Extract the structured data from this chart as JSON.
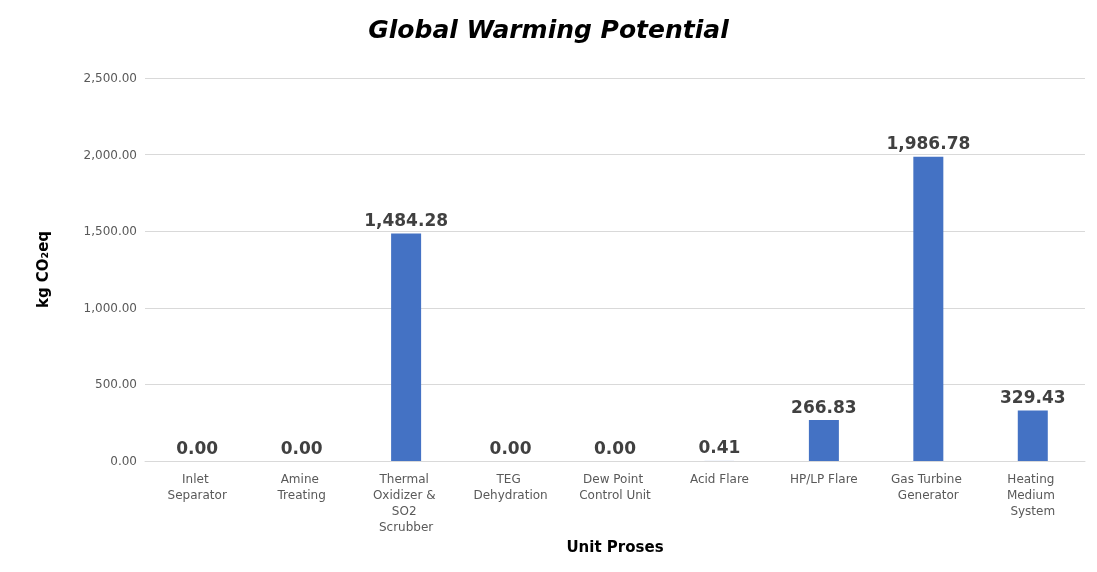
{
  "chart_data": {
    "type": "bar",
    "title": "Global Warming Potential",
    "xlabel": "Unit Proses",
    "ylabel": "kg CO₂eq",
    "categories": [
      "Inlet Separator",
      "Amine Treating",
      "Thermal Oxidizer & SO2 Scrubber",
      "TEG Dehydration",
      "Dew Point Control Unit",
      "Acid Flare",
      "HP/LP Flare",
      "Gas Turbine Generator",
      "Heating Medium System"
    ],
    "values": [
      0,
      0,
      1484.28,
      0,
      0,
      0.41,
      266.83,
      1986.78,
      329.43
    ],
    "value_labels": [
      "0.00",
      "0.00",
      "1,484.28",
      "0.00",
      "0.00",
      "0.41",
      "266.83",
      "1,986.78",
      "329.43"
    ],
    "color": "#4472c4",
    "ylim": [
      0,
      2500
    ],
    "yticks": [
      {
        "value": 0,
        "label": "0.00"
      },
      {
        "value": 500,
        "label": "500.00"
      },
      {
        "value": 1000,
        "label": "1,000.00"
      },
      {
        "value": 1500,
        "label": "1,500.00"
      },
      {
        "value": 2000,
        "label": "2,000.00"
      },
      {
        "value": 2500,
        "label": "2,500.00"
      }
    ],
    "grid": "y"
  }
}
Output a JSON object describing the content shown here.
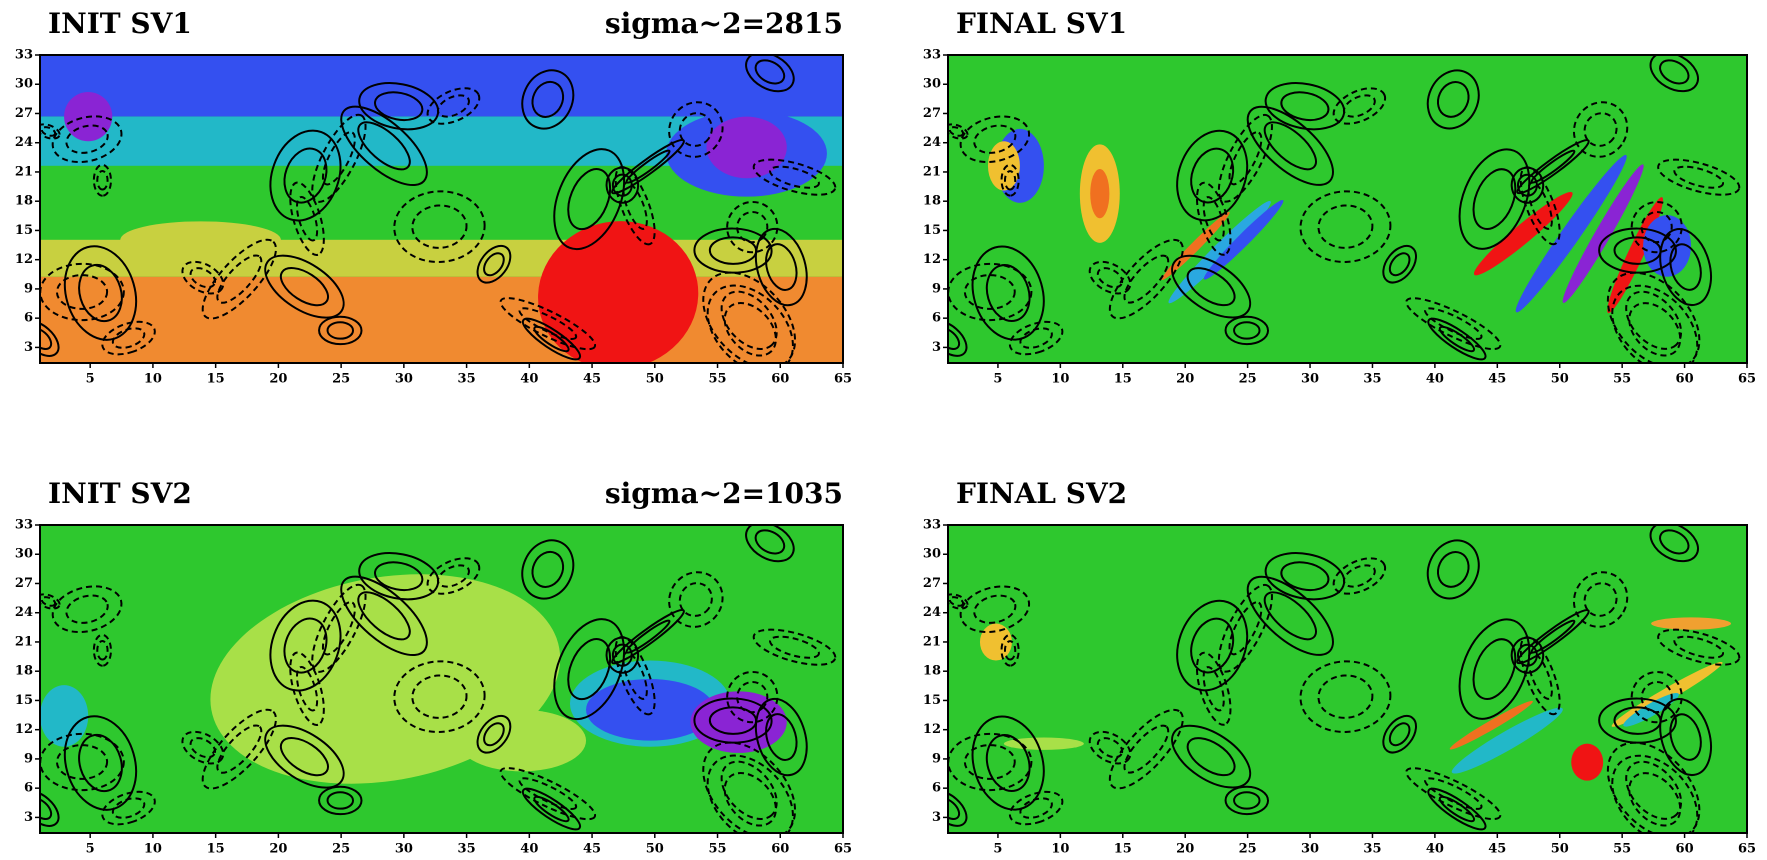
{
  "chart_data": [
    {
      "type": "contour",
      "title": "INIT  SV1",
      "subtitle": "sigma~2=2815",
      "xlim": [
        1,
        65
      ],
      "ylim": [
        1.4,
        33
      ],
      "xticks": [
        5,
        10,
        15,
        20,
        25,
        30,
        35,
        40,
        45,
        50,
        55,
        60,
        65
      ],
      "yticks": [
        3,
        6,
        9,
        12,
        15,
        18,
        21,
        24,
        27,
        30,
        33
      ]
    },
    {
      "type": "contour",
      "title": "FINAL  SV1",
      "xlim": [
        1,
        65
      ],
      "ylim": [
        1.4,
        33
      ],
      "xticks": [
        5,
        10,
        15,
        20,
        25,
        30,
        35,
        40,
        45,
        50,
        55,
        60,
        65
      ],
      "yticks": [
        3,
        6,
        9,
        12,
        15,
        18,
        21,
        24,
        27,
        30,
        33
      ]
    },
    {
      "type": "contour",
      "title": "INIT  SV2",
      "subtitle": "sigma~2=1035",
      "xlim": [
        1,
        65
      ],
      "ylim": [
        1.4,
        33
      ],
      "xticks": [
        5,
        10,
        15,
        20,
        25,
        30,
        35,
        40,
        45,
        50,
        55,
        60,
        65
      ],
      "yticks": [
        3,
        6,
        9,
        12,
        15,
        18,
        21,
        24,
        27,
        30,
        33
      ]
    },
    {
      "type": "contour",
      "title": "FINAL  SV2",
      "xlim": [
        1,
        65
      ],
      "ylim": [
        1.4,
        33
      ],
      "xticks": [
        5,
        10,
        15,
        20,
        25,
        30,
        35,
        40,
        45,
        50,
        55,
        60,
        65
      ],
      "yticks": [
        3,
        6,
        9,
        12,
        15,
        18,
        21,
        24,
        27,
        30,
        33
      ]
    }
  ]
}
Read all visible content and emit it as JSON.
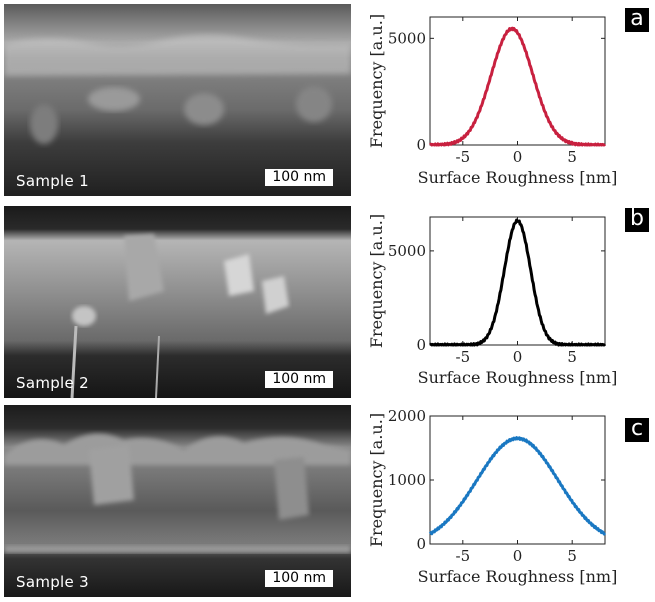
{
  "panels": [
    {
      "letter": "a",
      "sample_label": "Sample 1",
      "scale_bar": "100 nm"
    },
    {
      "letter": "b",
      "sample_label": "Sample 2",
      "scale_bar": "100 nm"
    },
    {
      "letter": "c",
      "sample_label": "Sample 3",
      "scale_bar": "100 nm"
    }
  ],
  "chart_data": [
    {
      "type": "line",
      "xlabel": "Surface Roughness [nm]",
      "ylabel": "Frequency  [a.u.]",
      "xlim": [
        -8,
        8
      ],
      "ylim": [
        0,
        6000
      ],
      "xticks": [
        -5,
        0,
        5
      ],
      "yticks": [
        0,
        5000
      ],
      "grid": false,
      "series": [
        {
          "color": "#c8203f",
          "distribution": "gaussian",
          "peak_x": -0.5,
          "peak_y": 5450,
          "sigma": 1.9,
          "x": [
            -8,
            -6,
            -4,
            -3,
            -2,
            -1,
            -0.5,
            0,
            1,
            2,
            3,
            4,
            6,
            8
          ],
          "y": [
            0,
            60,
            1010,
            2330,
            3940,
            5280,
            5450,
            5280,
            3940,
            2330,
            1010,
            330,
            15,
            0
          ]
        }
      ]
    },
    {
      "type": "line",
      "xlabel": "Surface Roughness [nm]",
      "ylabel": "Frequency  [a.u.]",
      "xlim": [
        -8,
        8
      ],
      "ylim": [
        0,
        6800
      ],
      "xticks": [
        -5,
        0,
        5
      ],
      "yticks": [
        0,
        5000
      ],
      "grid": false,
      "series": [
        {
          "color": "#000000",
          "distribution": "gaussian",
          "peak_x": 0,
          "peak_y": 6600,
          "sigma": 1.2,
          "x": [
            -8,
            -4,
            -3,
            -2,
            -1,
            0,
            1,
            2,
            3,
            4,
            8
          ],
          "y": [
            0,
            30,
            290,
            1650,
            4650,
            6600,
            4650,
            1650,
            290,
            30,
            0
          ]
        }
      ]
    },
    {
      "type": "line",
      "xlabel": "Surface Roughness [nm]",
      "ylabel": "Frequency  [a.u.]",
      "xlim": [
        -8,
        8
      ],
      "ylim": [
        0,
        2000
      ],
      "xticks": [
        -5,
        0,
        5
      ],
      "yticks": [
        0,
        1000,
        2000
      ],
      "grid": false,
      "series": [
        {
          "color": "#1a78c2",
          "distribution": "gaussian",
          "peak_x": 0,
          "peak_y": 1650,
          "sigma": 3.7,
          "x": [
            -8,
            -6,
            -4,
            -2,
            0,
            2,
            4,
            6,
            8
          ],
          "y": [
            160,
            440,
            920,
            1420,
            1650,
            1420,
            920,
            440,
            160
          ]
        }
      ]
    }
  ]
}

-- -- --

Scan the lines for the string "color". Pick out every line that has it.

    "color": "#4472c4",
          "color": "#c8203f",
          "color": "#000000",
          "color": "#1a78c2",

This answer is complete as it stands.